**GIVEN PROBLEM:**
Transcribe the material verbatim in full; the pictures do not belong in the copy.

**STORED ROWS:**
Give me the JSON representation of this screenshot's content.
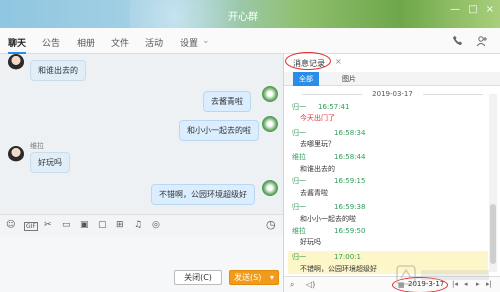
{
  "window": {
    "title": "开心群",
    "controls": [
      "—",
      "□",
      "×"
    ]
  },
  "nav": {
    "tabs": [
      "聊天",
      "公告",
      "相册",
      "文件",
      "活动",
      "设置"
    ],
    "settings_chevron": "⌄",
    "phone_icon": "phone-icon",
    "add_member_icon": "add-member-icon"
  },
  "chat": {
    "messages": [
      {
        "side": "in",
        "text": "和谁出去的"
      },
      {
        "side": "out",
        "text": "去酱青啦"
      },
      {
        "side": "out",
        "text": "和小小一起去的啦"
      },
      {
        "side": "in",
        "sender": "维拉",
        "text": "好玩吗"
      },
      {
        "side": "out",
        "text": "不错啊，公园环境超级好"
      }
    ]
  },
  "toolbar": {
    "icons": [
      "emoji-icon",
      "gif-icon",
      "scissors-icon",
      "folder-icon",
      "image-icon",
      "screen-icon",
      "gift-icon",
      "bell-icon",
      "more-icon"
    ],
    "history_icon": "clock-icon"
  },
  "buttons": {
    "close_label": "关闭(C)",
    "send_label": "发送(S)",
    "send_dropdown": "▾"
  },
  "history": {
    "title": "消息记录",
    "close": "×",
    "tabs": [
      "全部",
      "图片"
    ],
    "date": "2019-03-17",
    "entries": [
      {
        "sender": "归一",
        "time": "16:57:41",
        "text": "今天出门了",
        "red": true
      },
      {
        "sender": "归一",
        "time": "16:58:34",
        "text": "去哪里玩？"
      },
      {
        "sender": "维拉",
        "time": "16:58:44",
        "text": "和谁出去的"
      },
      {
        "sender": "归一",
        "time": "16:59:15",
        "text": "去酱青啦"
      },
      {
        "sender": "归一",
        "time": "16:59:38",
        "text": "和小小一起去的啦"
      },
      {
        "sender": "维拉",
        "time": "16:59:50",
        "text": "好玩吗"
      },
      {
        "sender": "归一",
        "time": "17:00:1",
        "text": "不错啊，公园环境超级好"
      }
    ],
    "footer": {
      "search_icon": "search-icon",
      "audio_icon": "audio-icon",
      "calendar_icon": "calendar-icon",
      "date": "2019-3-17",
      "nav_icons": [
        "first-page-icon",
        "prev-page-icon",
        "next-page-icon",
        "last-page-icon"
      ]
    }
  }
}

**OUTPUT BELOW:**
Give me the JSON representation of this screenshot's content.
{
  "window": {
    "title": "开心群",
    "controls": [
      "—",
      "□",
      "×"
    ]
  },
  "nav": {
    "tabs": [
      "聊天",
      "公告",
      "相册",
      "文件",
      "活动",
      "设置"
    ],
    "settings_chevron": "⌄",
    "phone_icon": "phone-icon",
    "add_member_icon": "add-member-icon"
  },
  "chat": {
    "messages": [
      {
        "side": "in",
        "text": "和谁出去的"
      },
      {
        "side": "out",
        "text": "去酱青啦"
      },
      {
        "side": "out",
        "text": "和小小一起去的啦"
      },
      {
        "side": "in",
        "sender": "维拉",
        "text": "好玩吗"
      },
      {
        "side": "out",
        "text": "不错啊，公园环境超级好"
      }
    ]
  },
  "toolbar": {
    "icons": [
      "emoji-icon",
      "gif-icon",
      "scissors-icon",
      "folder-icon",
      "image-icon",
      "screen-icon",
      "gift-icon",
      "bell-icon",
      "more-icon"
    ],
    "history_icon": "clock-icon"
  },
  "buttons": {
    "close_label": "关闭(C)",
    "send_label": "发送(S)",
    "send_dropdown": "▾"
  },
  "history": {
    "title": "消息记录",
    "close": "×",
    "tabs": [
      "全部",
      "图片"
    ],
    "date": "2019-03-17",
    "entries": [
      {
        "sender": "归一",
        "time": "16:57:41",
        "text": "今天出门了",
        "red": true
      },
      {
        "sender": "归一",
        "time": "16:58:34",
        "text": "去哪里玩？"
      },
      {
        "sender": "维拉",
        "time": "16:58:44",
        "text": "和谁出去的"
      },
      {
        "sender": "归一",
        "time": "16:59:15",
        "text": "去酱青啦"
      },
      {
        "sender": "归一",
        "time": "16:59:38",
        "text": "和小小一起去的啦"
      },
      {
        "sender": "维拉",
        "time": "16:59:50",
        "text": "好玩吗"
      },
      {
        "sender": "归一",
        "time": "17:00:1",
        "text": "不错啊，公园环境超级好"
      }
    ],
    "footer": {
      "search_icon": "search-icon",
      "audio_icon": "audio-icon",
      "calendar_icon": "calendar-icon",
      "date": "2019-3-17",
      "nav_icons": [
        "first-page-icon",
        "prev-page-icon",
        "next-page-icon",
        "last-page-icon"
      ]
    }
  }
}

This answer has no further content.